Items from a figure collection:
#####

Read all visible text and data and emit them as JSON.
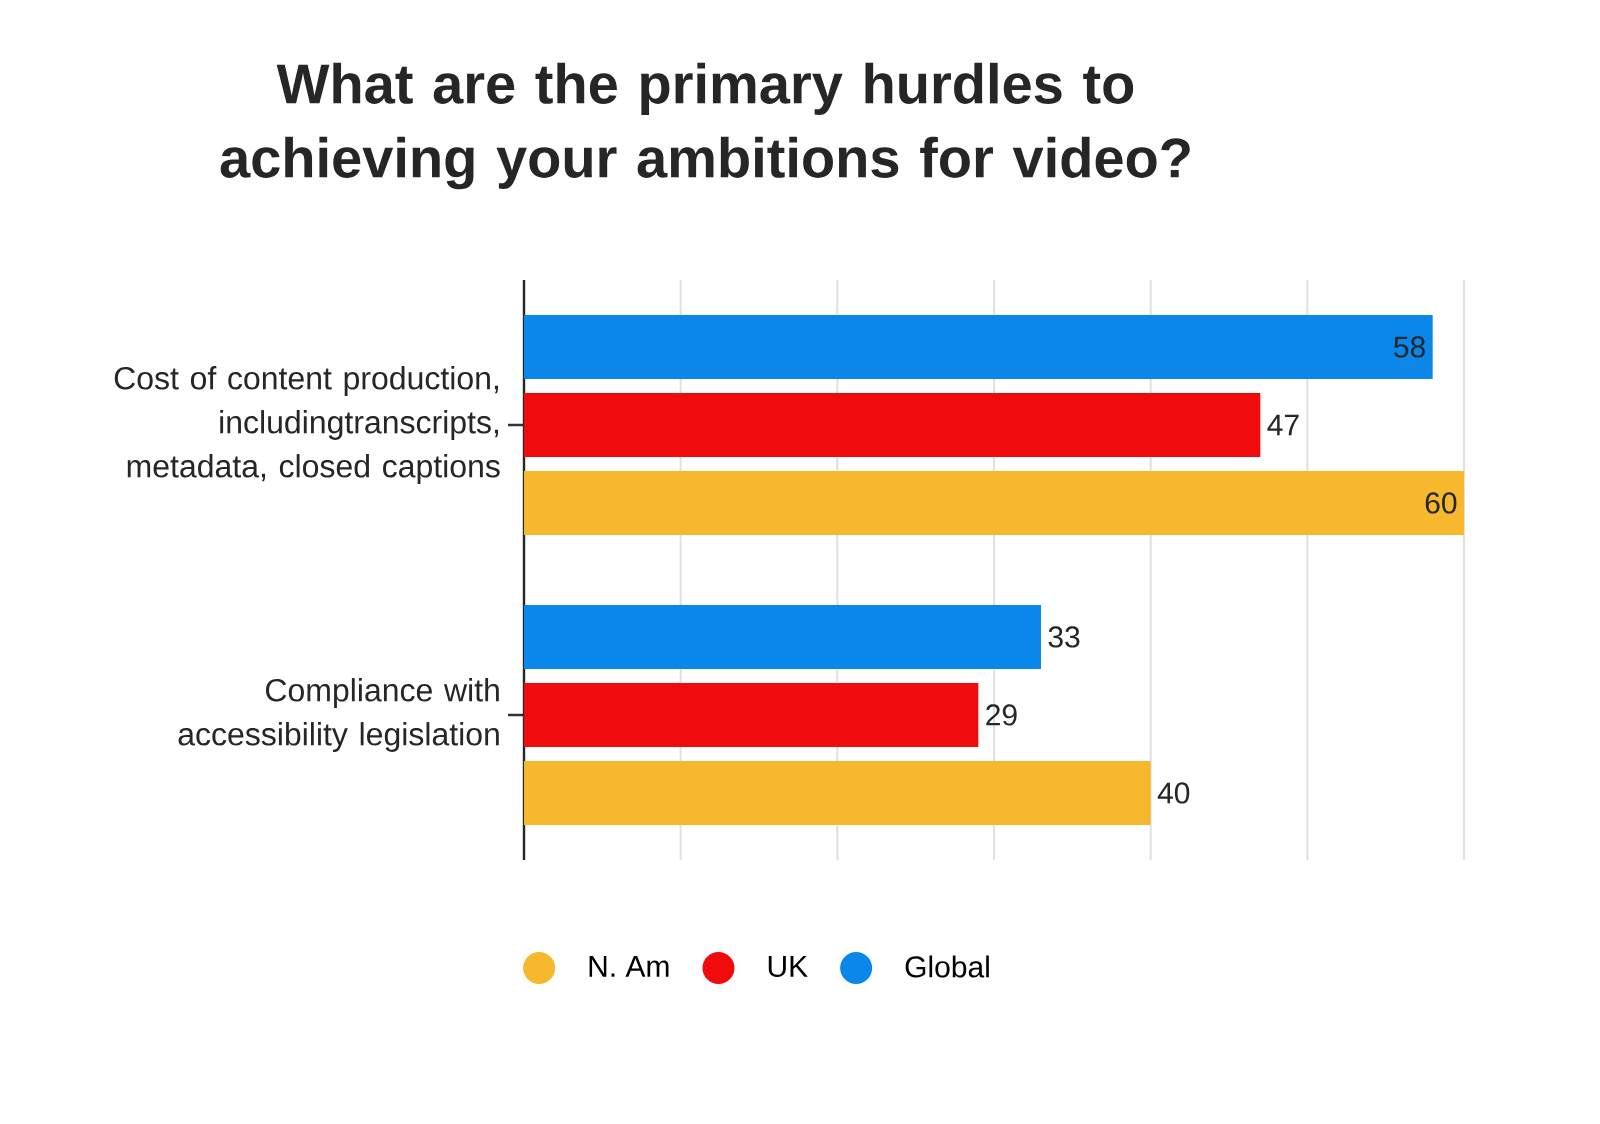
{
  "chart_data": {
    "type": "bar",
    "orientation": "horizontal",
    "title": "What are the primary hurdles to achieving your ambitions for video?",
    "categories": [
      "Cost of content production, includingtranscripts, metadata, closed captions",
      "Compliance with accessibility legislation"
    ],
    "series": [
      {
        "name": "N. Am",
        "color": "#f6b82d",
        "values": [
          60,
          40
        ]
      },
      {
        "name": "UK",
        "color": "#f00c0c",
        "values": [
          47,
          29
        ]
      },
      {
        "name": "Global",
        "color": "#0b87ea",
        "values": [
          58,
          33
        ]
      }
    ],
    "xlim": [
      0,
      60
    ],
    "xticks": [
      {
        "value": 0,
        "label": null
      },
      {
        "value": 10,
        "label": null
      },
      {
        "value": 20,
        "label": null
      },
      {
        "value": 30,
        "label": null
      },
      {
        "value": 40,
        "label": null
      },
      {
        "value": 50,
        "label": null
      },
      {
        "value": 60,
        "label": null
      }
    ],
    "tick_labels": "y",
    "grid": "x",
    "legend": "bottom",
    "data_labels": true
  }
}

#####

WRITTEN REQUEST ▸
Using the material above, return every line exactly as it appears, minus the pictures.

COMPLETE ANSWER ▸
Read all visible text and data and emit them as JSON.
{
  "chart_data": {
    "type": "bar",
    "orientation": "horizontal",
    "title": "What are the primary hurdles to achieving your ambitions for video?",
    "categories": [
      "Cost of content production, includingtranscripts, metadata, closed captions",
      "Compliance with accessibility legislation"
    ],
    "series": [
      {
        "name": "N. Am",
        "color": "#f6b82d",
        "values": [
          60,
          40
        ]
      },
      {
        "name": "UK",
        "color": "#f00c0c",
        "values": [
          47,
          29
        ]
      },
      {
        "name": "Global",
        "color": "#0b87ea",
        "values": [
          58,
          33
        ]
      }
    ],
    "xlim": [
      0,
      60
    ],
    "xticks": [
      {
        "value": 0,
        "label": null
      },
      {
        "value": 10,
        "label": null
      },
      {
        "value": 20,
        "label": null
      },
      {
        "value": 30,
        "label": null
      },
      {
        "value": 40,
        "label": null
      },
      {
        "value": 50,
        "label": null
      },
      {
        "value": 60,
        "label": null
      }
    ],
    "tick_labels": "y",
    "grid": "x",
    "legend": "bottom",
    "data_labels": true
  }
}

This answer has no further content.